In the lines below, find how many contain the word "Hold" and report that figure alone.

-- BEGIN EXTRACTED DATA --

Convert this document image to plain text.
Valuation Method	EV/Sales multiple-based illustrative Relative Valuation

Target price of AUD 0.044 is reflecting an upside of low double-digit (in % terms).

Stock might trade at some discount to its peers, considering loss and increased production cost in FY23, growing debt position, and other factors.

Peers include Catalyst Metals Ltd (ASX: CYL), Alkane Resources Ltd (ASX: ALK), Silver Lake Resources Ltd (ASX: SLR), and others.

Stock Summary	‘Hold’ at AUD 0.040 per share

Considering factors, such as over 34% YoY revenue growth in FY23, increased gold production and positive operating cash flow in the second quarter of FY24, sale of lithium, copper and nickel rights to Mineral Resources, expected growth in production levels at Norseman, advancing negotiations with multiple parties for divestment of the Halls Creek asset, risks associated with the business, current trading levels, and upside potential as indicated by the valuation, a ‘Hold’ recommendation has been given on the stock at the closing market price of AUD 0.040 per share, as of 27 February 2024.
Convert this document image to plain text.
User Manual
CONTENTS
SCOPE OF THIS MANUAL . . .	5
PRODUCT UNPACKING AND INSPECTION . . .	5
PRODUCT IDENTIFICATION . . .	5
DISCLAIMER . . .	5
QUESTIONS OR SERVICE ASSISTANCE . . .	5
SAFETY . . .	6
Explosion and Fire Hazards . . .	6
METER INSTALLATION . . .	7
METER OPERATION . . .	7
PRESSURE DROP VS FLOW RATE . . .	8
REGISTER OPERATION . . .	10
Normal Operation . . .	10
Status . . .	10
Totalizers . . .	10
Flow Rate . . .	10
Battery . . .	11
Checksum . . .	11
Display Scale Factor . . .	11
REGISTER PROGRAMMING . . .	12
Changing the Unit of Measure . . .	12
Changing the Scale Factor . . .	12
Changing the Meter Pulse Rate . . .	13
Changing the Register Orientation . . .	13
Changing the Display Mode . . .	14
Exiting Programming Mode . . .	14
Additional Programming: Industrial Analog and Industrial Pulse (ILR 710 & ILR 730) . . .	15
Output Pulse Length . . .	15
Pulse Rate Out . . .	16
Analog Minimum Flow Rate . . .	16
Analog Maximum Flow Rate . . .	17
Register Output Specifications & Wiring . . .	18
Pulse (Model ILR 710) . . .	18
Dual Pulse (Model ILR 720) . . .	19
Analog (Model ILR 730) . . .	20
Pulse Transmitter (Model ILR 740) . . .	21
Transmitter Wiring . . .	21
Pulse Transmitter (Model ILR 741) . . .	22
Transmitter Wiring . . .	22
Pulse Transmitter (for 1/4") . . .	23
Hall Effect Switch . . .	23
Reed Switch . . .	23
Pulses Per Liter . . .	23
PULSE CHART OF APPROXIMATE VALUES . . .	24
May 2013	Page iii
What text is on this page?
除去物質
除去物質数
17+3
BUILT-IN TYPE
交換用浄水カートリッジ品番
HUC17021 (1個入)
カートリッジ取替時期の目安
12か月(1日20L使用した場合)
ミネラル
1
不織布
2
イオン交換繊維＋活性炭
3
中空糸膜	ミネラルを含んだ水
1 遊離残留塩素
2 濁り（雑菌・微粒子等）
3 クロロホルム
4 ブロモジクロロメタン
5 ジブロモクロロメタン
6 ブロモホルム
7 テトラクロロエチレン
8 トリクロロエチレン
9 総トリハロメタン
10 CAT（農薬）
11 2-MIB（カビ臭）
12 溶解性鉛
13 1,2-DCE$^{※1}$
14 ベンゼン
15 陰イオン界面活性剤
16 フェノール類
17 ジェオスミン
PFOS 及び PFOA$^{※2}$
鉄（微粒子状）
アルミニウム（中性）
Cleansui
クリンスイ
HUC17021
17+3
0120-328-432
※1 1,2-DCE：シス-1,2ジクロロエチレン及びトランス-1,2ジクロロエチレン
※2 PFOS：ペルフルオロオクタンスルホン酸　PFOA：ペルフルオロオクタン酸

-- END EXTRACTED DATA --

> _EXERCISE SOLUTION_
2